Consigne:
Reprenez, dans le texte sur l'expansion franque, tout ce qui va de « Reconquérir les terres » jusqu'à « que son père. », en changeant « Charlemagne » en « Charles le Grand ».

Texte source:
"""

Reconquérir les terres perdues par les Francs sous les derniers Mérovingiens et sécuriser les frontières avaient été les axes de la politique menée par Charles Martel et Pépin le Bref, qui entamèrent une première expansion en Frise et en Bavière notamment. Charlemagne poursuivit et amplifia leur action, agissant dans toutes les directions. L’expansion paraissait être l’unique remède aux invasions ; elle fut aussi le résultat d’appels à l’aide venus de Rome. Les Francs étaient les garants de l’intégrité des terres et de la fonction pontificales. Le pape avait décerné à Pépin le titre de « patrice » (protecteur) « des Romains » et l’avait autorisé à se dire roi, puis l’avait sacré. Il avait interdit que l’on choisisse un roi hors de la famille des Pippinides et, à 7 ans, Charlemagne avait été sacré en même temps que son père.

"""

Données fournies:

"""

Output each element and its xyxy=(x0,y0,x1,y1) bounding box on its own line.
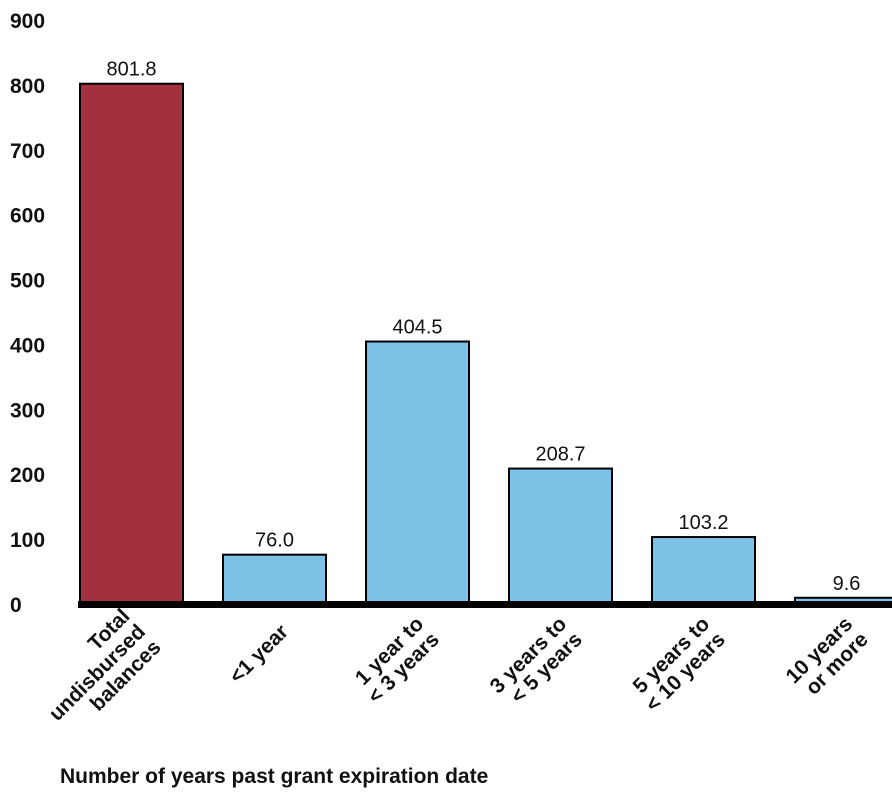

"""
"""

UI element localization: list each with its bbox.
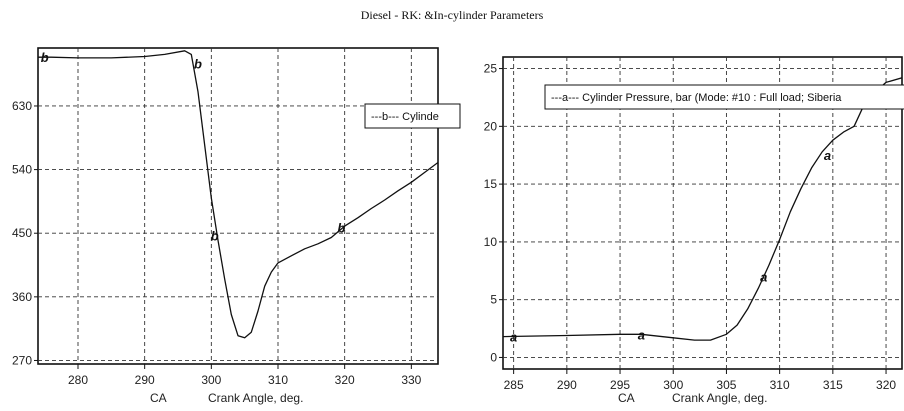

"""

Corrigé:
Reconquérir les terres perdues par les Francs sous les derniers Mérovingiens et sécuriser les frontières avaient été les axes de la politique menée par Charles Martel et Pépin le Bref, qui entamèrent une première expansion en Frise et en Bavière notamment. Charles le Grand poursuivit et amplifia leur action, agissant dans toutes les directions. L’expansion paraissait être l’unique remède aux invasions ; elle fut aussi le résultat d’appels à l’aide venus de Rome. Les Francs étaient les garants de l’intégrité des terres et de la fonction pontificales. Le pape avait décerné à Pépin le titre de « patrice » (protecteur) « des Romains » et l’avait autorisé à se dire roi, puis l’avait sacré. Il avait interdit que l’on choisisse un roi hors de la famille des Pippinides et, à 7 ans, Charles le Grand avait été sacré en même temps que son père.